• Description of the task: In your copy, leave out the pictures; write out all the data exactly.

• Extracted records:
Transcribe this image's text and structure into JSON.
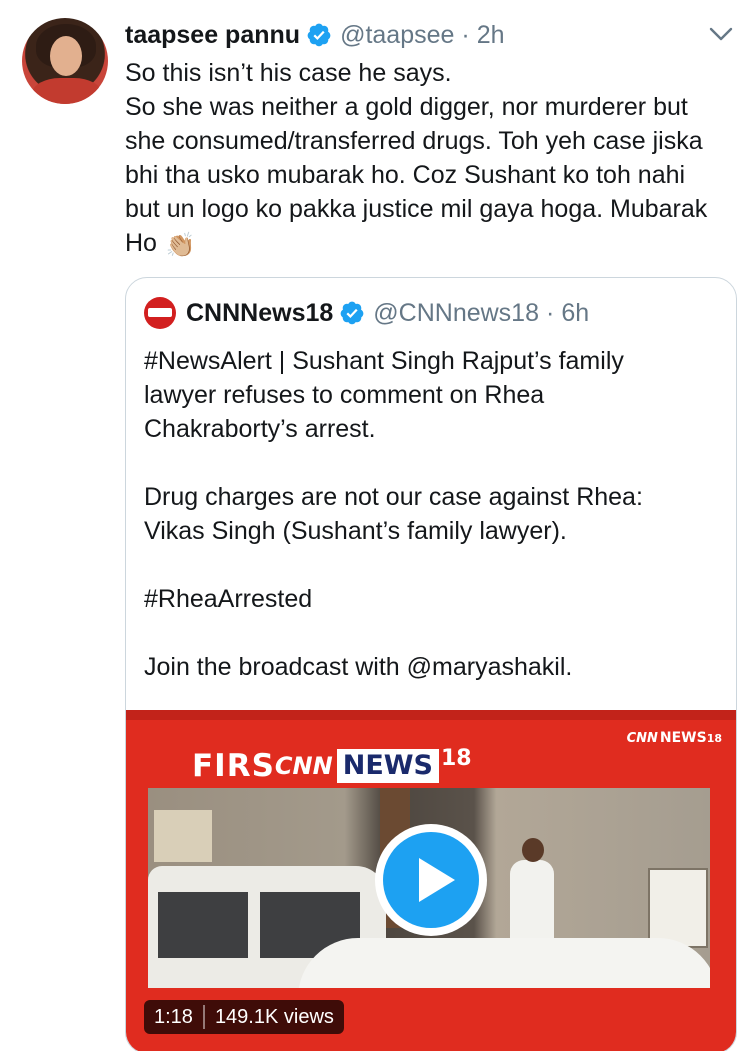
{
  "tweet": {
    "display_name": "taapsee pannu",
    "handle": "@taapsee",
    "separator": "·",
    "time": "2h",
    "avatar_icon": "profile-photo",
    "verified_icon": "verified-badge-icon",
    "menu_icon": "chevron-down-icon",
    "lines": [
      "So this isn’t his case he says.",
      "So she was neither a gold digger, nor murderer but",
      "she consumed/transferred drugs. Toh yeh case jiska",
      "bhi tha usko mubarak ho. Coz Sushant ko toh nahi",
      "but un logo ko pakka justice mil gaya hoga. Mubarak",
      "Ho"
    ],
    "emoji": "👏🏼"
  },
  "quote": {
    "display_name": "CNNNews18",
    "handle": "@CNNnews18",
    "separator": "·",
    "time": "6h",
    "logo_text": "CNN NEWS",
    "paragraphs": {
      "p1": [
        "#NewsAlert | Sushant Singh Rajput’s family",
        "lawyer refuses to comment on Rhea",
        "Chakraborty’s arrest."
      ],
      "p2": [
        "Drug charges are not our case against Rhea:",
        "Vikas Singh (Sushant’s family lawyer)."
      ],
      "p3": [
        "#RheaArrested"
      ],
      "p4": [
        "Join the broadcast with @maryashakil."
      ]
    },
    "media": {
      "brand_top_cnn": "CNN",
      "brand_top_news": "NEWS",
      "brand_top_18": "18",
      "bug_first": "FIRS",
      "bug_cnn": "CNN",
      "bug_news": "NEWS",
      "bug_18": "18",
      "duration": "1:18",
      "views": "149.1K views",
      "play_icon": "play-button-icon",
      "colors": {
        "background": "#e02c1f",
        "play": "#1da1f2"
      }
    }
  },
  "colors": {
    "text": "#14171a",
    "secondary": "#657786",
    "verified": "#1da1f2",
    "border": "#ccd6dd"
  }
}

• Full output:
Transcribe this image's text and structure into JSON.
{
  "tweet": {
    "display_name": "taapsee pannu",
    "handle": "@taapsee",
    "separator": "·",
    "time": "2h",
    "avatar_icon": "profile-photo",
    "verified_icon": "verified-badge-icon",
    "menu_icon": "chevron-down-icon",
    "lines": [
      "So this isn’t his case he says.",
      "So she was neither a gold digger, nor murderer but",
      "she consumed/transferred drugs. Toh yeh case jiska",
      "bhi tha usko mubarak ho. Coz Sushant ko toh nahi",
      "but un logo ko pakka justice mil gaya hoga. Mubarak",
      "Ho"
    ],
    "emoji": "👏🏼"
  },
  "quote": {
    "display_name": "CNNNews18",
    "handle": "@CNNnews18",
    "separator": "·",
    "time": "6h",
    "logo_text": "CNN NEWS",
    "paragraphs": {
      "p1": [
        "#NewsAlert | Sushant Singh Rajput’s family",
        "lawyer refuses to comment on Rhea",
        "Chakraborty’s arrest."
      ],
      "p2": [
        "Drug charges are not our case against Rhea:",
        "Vikas Singh (Sushant’s family lawyer)."
      ],
      "p3": [
        "#RheaArrested"
      ],
      "p4": [
        "Join the broadcast with @maryashakil."
      ]
    },
    "media": {
      "brand_top_cnn": "CNN",
      "brand_top_news": "NEWS",
      "brand_top_18": "18",
      "bug_first": "FIRS",
      "bug_cnn": "CNN",
      "bug_news": "NEWS",
      "bug_18": "18",
      "duration": "1:18",
      "views": "149.1K views",
      "play_icon": "play-button-icon",
      "colors": {
        "background": "#e02c1f",
        "play": "#1da1f2"
      }
    }
  },
  "colors": {
    "text": "#14171a",
    "secondary": "#657786",
    "verified": "#1da1f2",
    "border": "#ccd6dd"
  }
}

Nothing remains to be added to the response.